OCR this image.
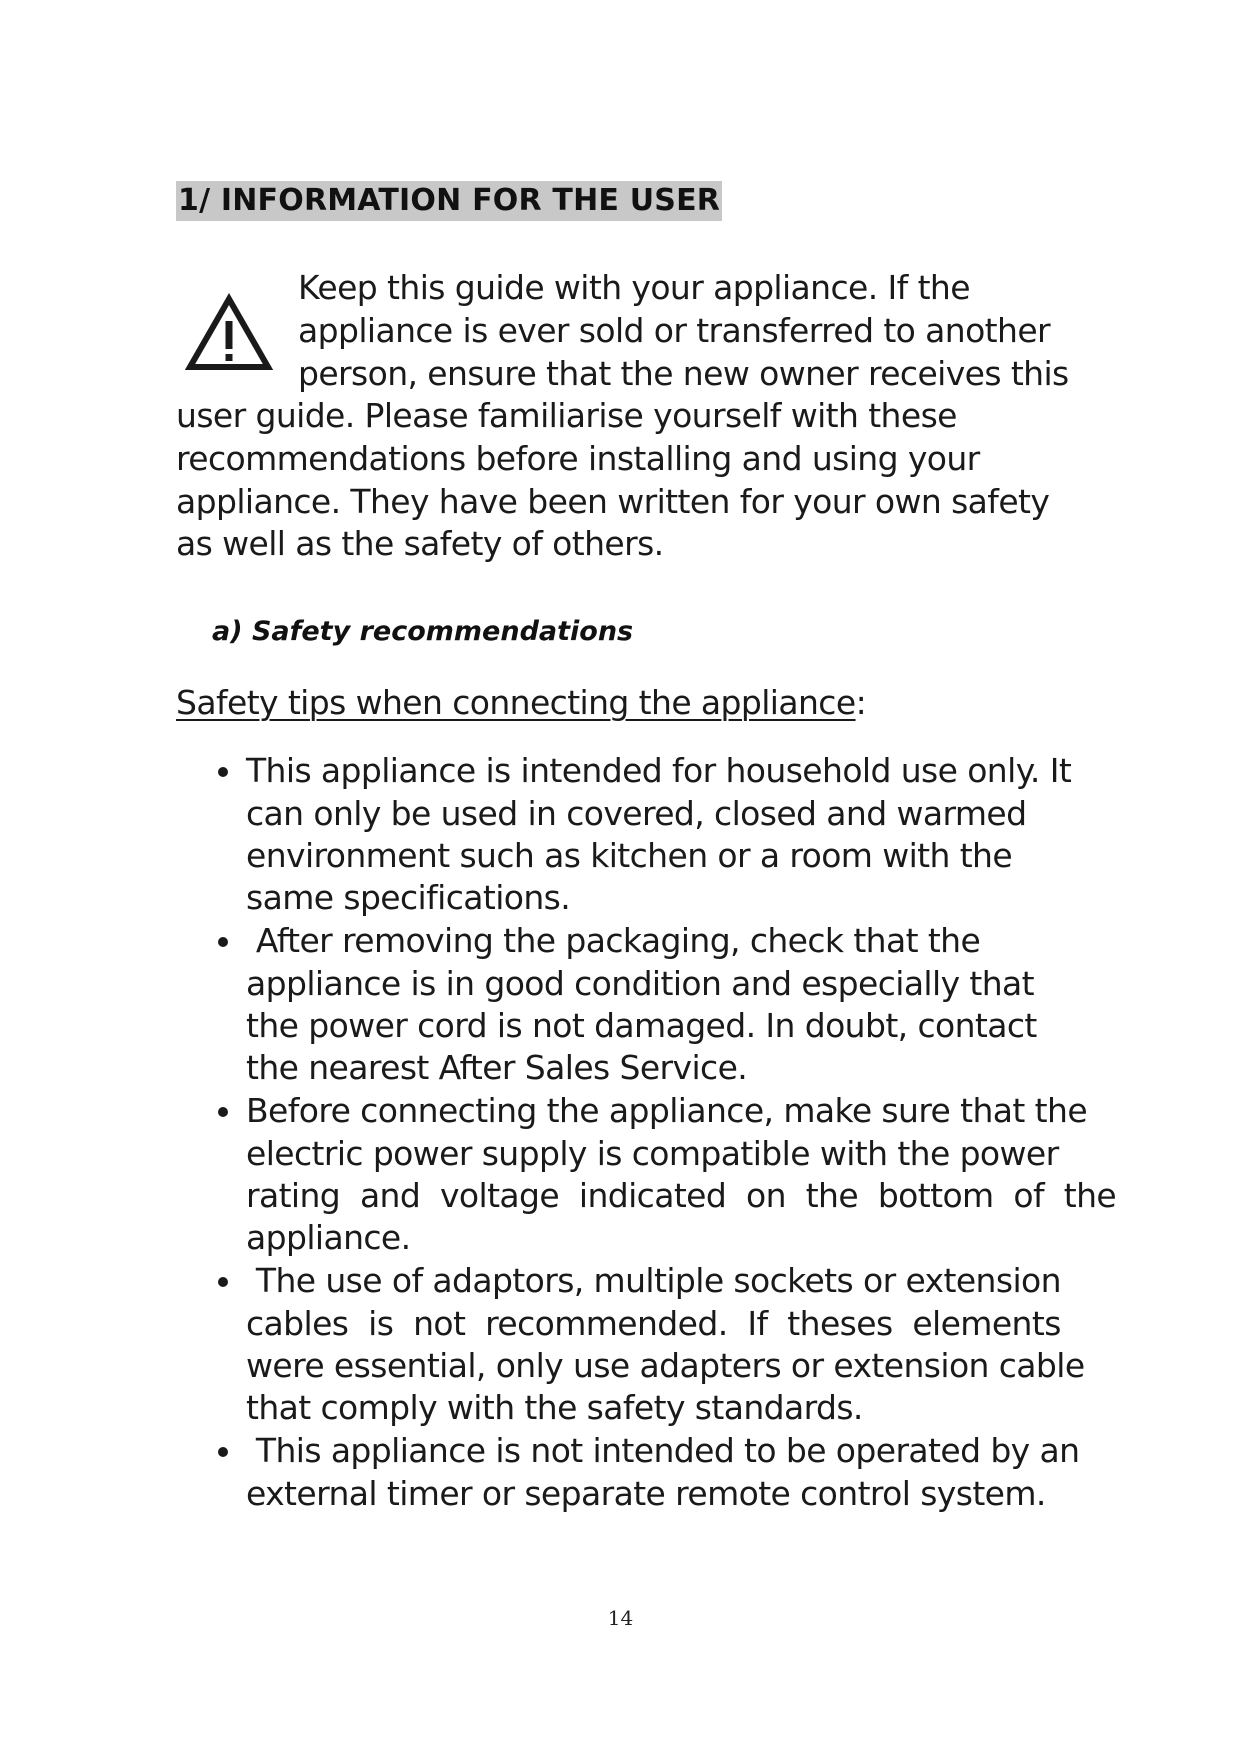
1/ INFORMATION FOR THE USER
Keep this guide with your appliance. If the
appliance is ever sold or transferred to another
person, ensure that the new owner receives this
user guide. Please familiarise yourself with these
recommendations before installing and using your
appliance. They have been written for your own safety
as well as the safety of others.
a) Safety recommendations
Safety tips when connecting the appliance:
This appliance is intended for household use only. It
can only be used in covered, closed and warmed
environment such as kitchen or a room with the
same specifications.
After removing the packaging, check that the
appliance is in good condition and especially that
the power cord is not damaged. In doubt, contact
the nearest After Sales Service.
Before connecting the appliance, make sure that the
electric power supply is compatible with the power
rating  and  voltage  indicated  on  the  bottom  of  the
appliance.
The use of adaptors, multiple sockets or extension
cables  is  not  recommended.  If  theses  elements
were essential, only use adapters or extension cable
that comply with the safety standards.
This appliance is not intended to be operated by an
external timer or separate remote control system.
14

================

→ **Written exercise**:
Copy each line above precisely, dropping the pictures.

→ **Right answer**:
OCR this image.
1/ INFORMATION FOR THE USER
Keep this guide with your appliance. If the
appliance is ever sold or transferred to another
person, ensure that the new owner receives this
user guide. Please familiarise yourself with these
recommendations before installing and using your
appliance. They have been written for your own safety
as well as the safety of others.
a) Safety recommendations
Safety tips when connecting the appliance:
This appliance is intended for household use only. It
can only be used in covered, closed and warmed
environment such as kitchen or a room with the
same specifications.
After removing the packaging, check that the
appliance is in good condition and especially that
the power cord is not damaged. In doubt, contact
the nearest After Sales Service.
Before connecting the appliance, make sure that the
electric power supply is compatible with the power
rating  and  voltage  indicated  on  the  bottom  of  the
appliance.
The use of adaptors, multiple sockets or extension
cables  is  not  recommended.  If  theses  elements
were essential, only use adapters or extension cable
that comply with the safety standards.
This appliance is not intended to be operated by an
external timer or separate remote control system.
14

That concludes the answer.